Available data →
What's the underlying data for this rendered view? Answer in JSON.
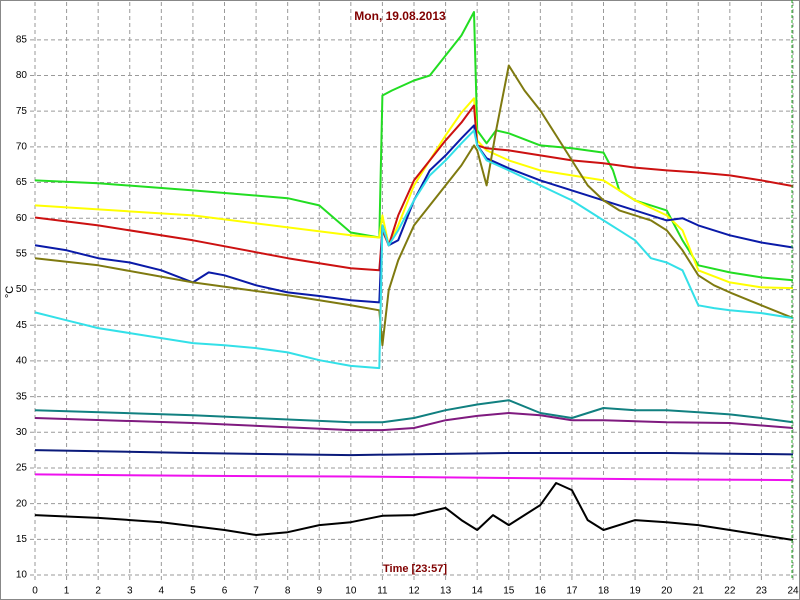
{
  "chart_data": {
    "type": "line",
    "title": "Mon, 19.08.2013",
    "xlabel": "Time [23:57]",
    "ylabel": "°C",
    "xlim": [
      0,
      24
    ],
    "xticks": [
      0,
      1,
      2,
      3,
      4,
      5,
      6,
      7,
      8,
      9,
      10,
      11,
      12,
      13,
      14,
      15,
      16,
      17,
      18,
      19,
      20,
      21,
      22,
      23,
      24
    ],
    "ylim": [
      9.3,
      90.3
    ],
    "yticks": [
      10,
      15,
      20,
      25,
      30,
      35,
      40,
      45,
      50,
      55,
      60,
      65,
      70,
      75,
      80,
      85
    ],
    "grid": true,
    "series": [
      {
        "color": "#22dd22",
        "x": [
          0,
          2,
          5,
          8,
          9,
          10,
          10.9,
          11,
          11.3,
          12,
          12.5,
          13,
          13.5,
          13.9,
          14,
          14.3,
          14.6,
          15,
          16,
          17,
          18,
          18.3,
          18.5,
          19,
          20,
          20.5,
          21,
          22,
          23,
          24
        ],
        "values": [
          65.3,
          64.9,
          63.9,
          62.8,
          61.8,
          58.0,
          57.3,
          77.2,
          77.9,
          79.3,
          80.0,
          82.8,
          85.6,
          88.9,
          72.3,
          70.5,
          72.3,
          71.9,
          70.2,
          69.8,
          69.2,
          66.7,
          63.9,
          62.5,
          61.1,
          56.9,
          53.4,
          52.4,
          51.7,
          51.3
        ]
      },
      {
        "color": "#ffff00",
        "x": [
          0,
          5,
          10,
          10.9,
          11,
          11.2,
          11.5,
          12,
          12.5,
          13,
          13.5,
          13.9,
          14,
          14.3,
          15,
          16,
          17,
          18,
          19,
          20,
          20.5,
          21,
          22,
          23,
          24
        ],
        "values": [
          61.8,
          60.4,
          57.6,
          57.3,
          60.4,
          56.2,
          59.0,
          64.6,
          68.1,
          71.6,
          74.8,
          76.8,
          70.9,
          69.5,
          68.1,
          66.7,
          66.0,
          65.3,
          62.5,
          60.4,
          58.3,
          52.7,
          51.0,
          50.3,
          50.2
        ]
      },
      {
        "color": "#cc1111",
        "x": [
          0,
          2,
          5,
          8,
          10,
          10.9,
          11,
          11.2,
          11.5,
          12,
          12.5,
          13,
          13.5,
          13.9,
          14,
          14.3,
          15,
          16,
          17,
          18,
          19,
          20,
          21,
          22,
          23,
          24
        ],
        "values": [
          60.1,
          59.0,
          56.9,
          54.4,
          53.0,
          52.7,
          58.3,
          56.2,
          60.4,
          65.3,
          68.1,
          70.9,
          73.4,
          75.8,
          70.2,
          69.8,
          69.5,
          68.8,
          68.1,
          67.7,
          67.1,
          66.7,
          66.4,
          66.0,
          65.3,
          64.5
        ]
      },
      {
        "color": "#0a1aa8",
        "x": [
          0,
          1,
          2,
          3,
          4,
          5,
          5.5,
          6,
          7,
          8,
          9,
          10,
          10.9,
          11,
          11.2,
          11.5,
          12,
          12.5,
          13,
          13.5,
          13.9,
          14,
          14.3,
          15,
          16,
          17,
          18,
          19,
          20,
          20.5,
          21,
          22,
          23,
          24
        ],
        "values": [
          56.2,
          55.5,
          54.4,
          53.8,
          52.7,
          51.0,
          52.4,
          52.0,
          50.6,
          49.6,
          49.1,
          48.5,
          48.2,
          59.0,
          56.2,
          56.9,
          62.5,
          66.7,
          68.8,
          71.2,
          73.0,
          70.2,
          68.4,
          67.0,
          65.3,
          63.9,
          62.5,
          61.1,
          59.7,
          60.0,
          59.0,
          57.6,
          56.6,
          55.9
        ]
      },
      {
        "color": "#7f7a10",
        "x": [
          0,
          2,
          5,
          8,
          10,
          10.9,
          11,
          11.2,
          11.5,
          12,
          12.5,
          13,
          13.5,
          13.9,
          14,
          14.3,
          14.6,
          15,
          15.5,
          16,
          16.5,
          17,
          17.5,
          18,
          18.5,
          19,
          19.5,
          20,
          20.5,
          21,
          21.5,
          22,
          23,
          24
        ],
        "values": [
          54.4,
          53.4,
          51.0,
          49.2,
          47.8,
          47.1,
          42.2,
          49.9,
          54.1,
          59.0,
          61.8,
          64.6,
          67.4,
          70.2,
          69.5,
          64.6,
          72.3,
          81.4,
          77.9,
          75.1,
          71.6,
          68.1,
          64.6,
          62.5,
          61.1,
          60.4,
          59.7,
          58.3,
          55.5,
          52.0,
          50.6,
          49.6,
          47.8,
          46.0
        ]
      },
      {
        "color": "#33e0e8",
        "x": [
          0,
          1,
          2,
          3,
          4,
          5,
          6,
          7,
          8,
          9,
          10,
          10.9,
          11,
          11.2,
          11.5,
          12,
          12.5,
          13,
          13.5,
          13.9,
          14,
          14.3,
          15,
          16,
          17,
          17.5,
          18,
          18.5,
          19,
          19.5,
          20,
          20.5,
          21,
          21.5,
          22,
          23,
          24
        ],
        "values": [
          46.8,
          45.7,
          44.6,
          43.9,
          43.2,
          42.5,
          42.2,
          41.8,
          41.2,
          40.1,
          39.3,
          39.0,
          59.0,
          56.2,
          58.3,
          62.5,
          66.0,
          68.1,
          70.5,
          72.3,
          70.2,
          68.1,
          66.7,
          64.6,
          62.5,
          61.1,
          59.7,
          58.3,
          56.9,
          54.4,
          53.8,
          52.7,
          47.8,
          47.4,
          47.1,
          46.7,
          46.0
        ]
      },
      {
        "color": "#118080",
        "x": [
          0,
          5,
          10,
          11,
          12,
          13,
          14,
          15,
          16,
          17,
          18,
          19,
          20,
          21,
          22,
          23,
          24
        ],
        "values": [
          33.1,
          32.4,
          31.4,
          31.4,
          32.0,
          33.1,
          33.9,
          34.5,
          32.7,
          32.0,
          33.4,
          33.1,
          33.1,
          32.8,
          32.5,
          32.0,
          31.4
        ]
      },
      {
        "color": "#7f1a7f",
        "x": [
          0,
          5,
          10,
          11,
          12,
          13,
          14,
          15,
          16,
          17,
          18,
          20,
          22,
          24
        ],
        "values": [
          32.0,
          31.3,
          30.3,
          30.3,
          30.6,
          31.7,
          32.3,
          32.7,
          32.4,
          31.7,
          31.7,
          31.4,
          31.3,
          30.6
        ]
      },
      {
        "color": "#0a1a7a",
        "x": [
          0,
          5,
          10,
          15,
          20,
          24
        ],
        "values": [
          27.5,
          27.1,
          26.8,
          27.1,
          27.1,
          26.9
        ]
      },
      {
        "color": "#ee11ee",
        "x": [
          0,
          5,
          10,
          15,
          20,
          24
        ],
        "values": [
          24.1,
          23.9,
          23.8,
          23.6,
          23.4,
          23.3
        ]
      },
      {
        "color": "#000000",
        "x": [
          0,
          2,
          4,
          6,
          7,
          8,
          9,
          10,
          11,
          12,
          13,
          13.5,
          14,
          14.5,
          15,
          15.5,
          16,
          16.5,
          17,
          17.5,
          18,
          19,
          20,
          21,
          22,
          23,
          24
        ],
        "values": [
          18.4,
          18.0,
          17.4,
          16.3,
          15.6,
          16.0,
          17.0,
          17.4,
          18.3,
          18.4,
          19.4,
          17.7,
          16.3,
          18.4,
          17.0,
          18.4,
          19.8,
          22.9,
          21.9,
          17.7,
          16.3,
          17.7,
          17.4,
          17.0,
          16.3,
          15.6,
          14.9
        ]
      }
    ]
  }
}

To be done →
Leave out all pictures, then copy the remaining material exactly.

Exercise solution →
What's the underlying data for this rendered view? Answer in JSON.
{
  "chart_data": {
    "type": "line",
    "title": "Mon, 19.08.2013",
    "xlabel": "Time [23:57]",
    "ylabel": "°C",
    "xlim": [
      0,
      24
    ],
    "xticks": [
      0,
      1,
      2,
      3,
      4,
      5,
      6,
      7,
      8,
      9,
      10,
      11,
      12,
      13,
      14,
      15,
      16,
      17,
      18,
      19,
      20,
      21,
      22,
      23,
      24
    ],
    "ylim": [
      9.3,
      90.3
    ],
    "yticks": [
      10,
      15,
      20,
      25,
      30,
      35,
      40,
      45,
      50,
      55,
      60,
      65,
      70,
      75,
      80,
      85
    ],
    "grid": true,
    "series": [
      {
        "color": "#22dd22",
        "x": [
          0,
          2,
          5,
          8,
          9,
          10,
          10.9,
          11,
          11.3,
          12,
          12.5,
          13,
          13.5,
          13.9,
          14,
          14.3,
          14.6,
          15,
          16,
          17,
          18,
          18.3,
          18.5,
          19,
          20,
          20.5,
          21,
          22,
          23,
          24
        ],
        "values": [
          65.3,
          64.9,
          63.9,
          62.8,
          61.8,
          58.0,
          57.3,
          77.2,
          77.9,
          79.3,
          80.0,
          82.8,
          85.6,
          88.9,
          72.3,
          70.5,
          72.3,
          71.9,
          70.2,
          69.8,
          69.2,
          66.7,
          63.9,
          62.5,
          61.1,
          56.9,
          53.4,
          52.4,
          51.7,
          51.3
        ]
      },
      {
        "color": "#ffff00",
        "x": [
          0,
          5,
          10,
          10.9,
          11,
          11.2,
          11.5,
          12,
          12.5,
          13,
          13.5,
          13.9,
          14,
          14.3,
          15,
          16,
          17,
          18,
          19,
          20,
          20.5,
          21,
          22,
          23,
          24
        ],
        "values": [
          61.8,
          60.4,
          57.6,
          57.3,
          60.4,
          56.2,
          59.0,
          64.6,
          68.1,
          71.6,
          74.8,
          76.8,
          70.9,
          69.5,
          68.1,
          66.7,
          66.0,
          65.3,
          62.5,
          60.4,
          58.3,
          52.7,
          51.0,
          50.3,
          50.2
        ]
      },
      {
        "color": "#cc1111",
        "x": [
          0,
          2,
          5,
          8,
          10,
          10.9,
          11,
          11.2,
          11.5,
          12,
          12.5,
          13,
          13.5,
          13.9,
          14,
          14.3,
          15,
          16,
          17,
          18,
          19,
          20,
          21,
          22,
          23,
          24
        ],
        "values": [
          60.1,
          59.0,
          56.9,
          54.4,
          53.0,
          52.7,
          58.3,
          56.2,
          60.4,
          65.3,
          68.1,
          70.9,
          73.4,
          75.8,
          70.2,
          69.8,
          69.5,
          68.8,
          68.1,
          67.7,
          67.1,
          66.7,
          66.4,
          66.0,
          65.3,
          64.5
        ]
      },
      {
        "color": "#0a1aa8",
        "x": [
          0,
          1,
          2,
          3,
          4,
          5,
          5.5,
          6,
          7,
          8,
          9,
          10,
          10.9,
          11,
          11.2,
          11.5,
          12,
          12.5,
          13,
          13.5,
          13.9,
          14,
          14.3,
          15,
          16,
          17,
          18,
          19,
          20,
          20.5,
          21,
          22,
          23,
          24
        ],
        "values": [
          56.2,
          55.5,
          54.4,
          53.8,
          52.7,
          51.0,
          52.4,
          52.0,
          50.6,
          49.6,
          49.1,
          48.5,
          48.2,
          59.0,
          56.2,
          56.9,
          62.5,
          66.7,
          68.8,
          71.2,
          73.0,
          70.2,
          68.4,
          67.0,
          65.3,
          63.9,
          62.5,
          61.1,
          59.7,
          60.0,
          59.0,
          57.6,
          56.6,
          55.9
        ]
      },
      {
        "color": "#7f7a10",
        "x": [
          0,
          2,
          5,
          8,
          10,
          10.9,
          11,
          11.2,
          11.5,
          12,
          12.5,
          13,
          13.5,
          13.9,
          14,
          14.3,
          14.6,
          15,
          15.5,
          16,
          16.5,
          17,
          17.5,
          18,
          18.5,
          19,
          19.5,
          20,
          20.5,
          21,
          21.5,
          22,
          23,
          24
        ],
        "values": [
          54.4,
          53.4,
          51.0,
          49.2,
          47.8,
          47.1,
          42.2,
          49.9,
          54.1,
          59.0,
          61.8,
          64.6,
          67.4,
          70.2,
          69.5,
          64.6,
          72.3,
          81.4,
          77.9,
          75.1,
          71.6,
          68.1,
          64.6,
          62.5,
          61.1,
          60.4,
          59.7,
          58.3,
          55.5,
          52.0,
          50.6,
          49.6,
          47.8,
          46.0
        ]
      },
      {
        "color": "#33e0e8",
        "x": [
          0,
          1,
          2,
          3,
          4,
          5,
          6,
          7,
          8,
          9,
          10,
          10.9,
          11,
          11.2,
          11.5,
          12,
          12.5,
          13,
          13.5,
          13.9,
          14,
          14.3,
          15,
          16,
          17,
          17.5,
          18,
          18.5,
          19,
          19.5,
          20,
          20.5,
          21,
          21.5,
          22,
          23,
          24
        ],
        "values": [
          46.8,
          45.7,
          44.6,
          43.9,
          43.2,
          42.5,
          42.2,
          41.8,
          41.2,
          40.1,
          39.3,
          39.0,
          59.0,
          56.2,
          58.3,
          62.5,
          66.0,
          68.1,
          70.5,
          72.3,
          70.2,
          68.1,
          66.7,
          64.6,
          62.5,
          61.1,
          59.7,
          58.3,
          56.9,
          54.4,
          53.8,
          52.7,
          47.8,
          47.4,
          47.1,
          46.7,
          46.0
        ]
      },
      {
        "color": "#118080",
        "x": [
          0,
          5,
          10,
          11,
          12,
          13,
          14,
          15,
          16,
          17,
          18,
          19,
          20,
          21,
          22,
          23,
          24
        ],
        "values": [
          33.1,
          32.4,
          31.4,
          31.4,
          32.0,
          33.1,
          33.9,
          34.5,
          32.7,
          32.0,
          33.4,
          33.1,
          33.1,
          32.8,
          32.5,
          32.0,
          31.4
        ]
      },
      {
        "color": "#7f1a7f",
        "x": [
          0,
          5,
          10,
          11,
          12,
          13,
          14,
          15,
          16,
          17,
          18,
          20,
          22,
          24
        ],
        "values": [
          32.0,
          31.3,
          30.3,
          30.3,
          30.6,
          31.7,
          32.3,
          32.7,
          32.4,
          31.7,
          31.7,
          31.4,
          31.3,
          30.6
        ]
      },
      {
        "color": "#0a1a7a",
        "x": [
          0,
          5,
          10,
          15,
          20,
          24
        ],
        "values": [
          27.5,
          27.1,
          26.8,
          27.1,
          27.1,
          26.9
        ]
      },
      {
        "color": "#ee11ee",
        "x": [
          0,
          5,
          10,
          15,
          20,
          24
        ],
        "values": [
          24.1,
          23.9,
          23.8,
          23.6,
          23.4,
          23.3
        ]
      },
      {
        "color": "#000000",
        "x": [
          0,
          2,
          4,
          6,
          7,
          8,
          9,
          10,
          11,
          12,
          13,
          13.5,
          14,
          14.5,
          15,
          15.5,
          16,
          16.5,
          17,
          17.5,
          18,
          19,
          20,
          21,
          22,
          23,
          24
        ],
        "values": [
          18.4,
          18.0,
          17.4,
          16.3,
          15.6,
          16.0,
          17.0,
          17.4,
          18.3,
          18.4,
          19.4,
          17.7,
          16.3,
          18.4,
          17.0,
          18.4,
          19.8,
          22.9,
          21.9,
          17.7,
          16.3,
          17.7,
          17.4,
          17.0,
          16.3,
          15.6,
          14.9
        ]
      }
    ]
  }
}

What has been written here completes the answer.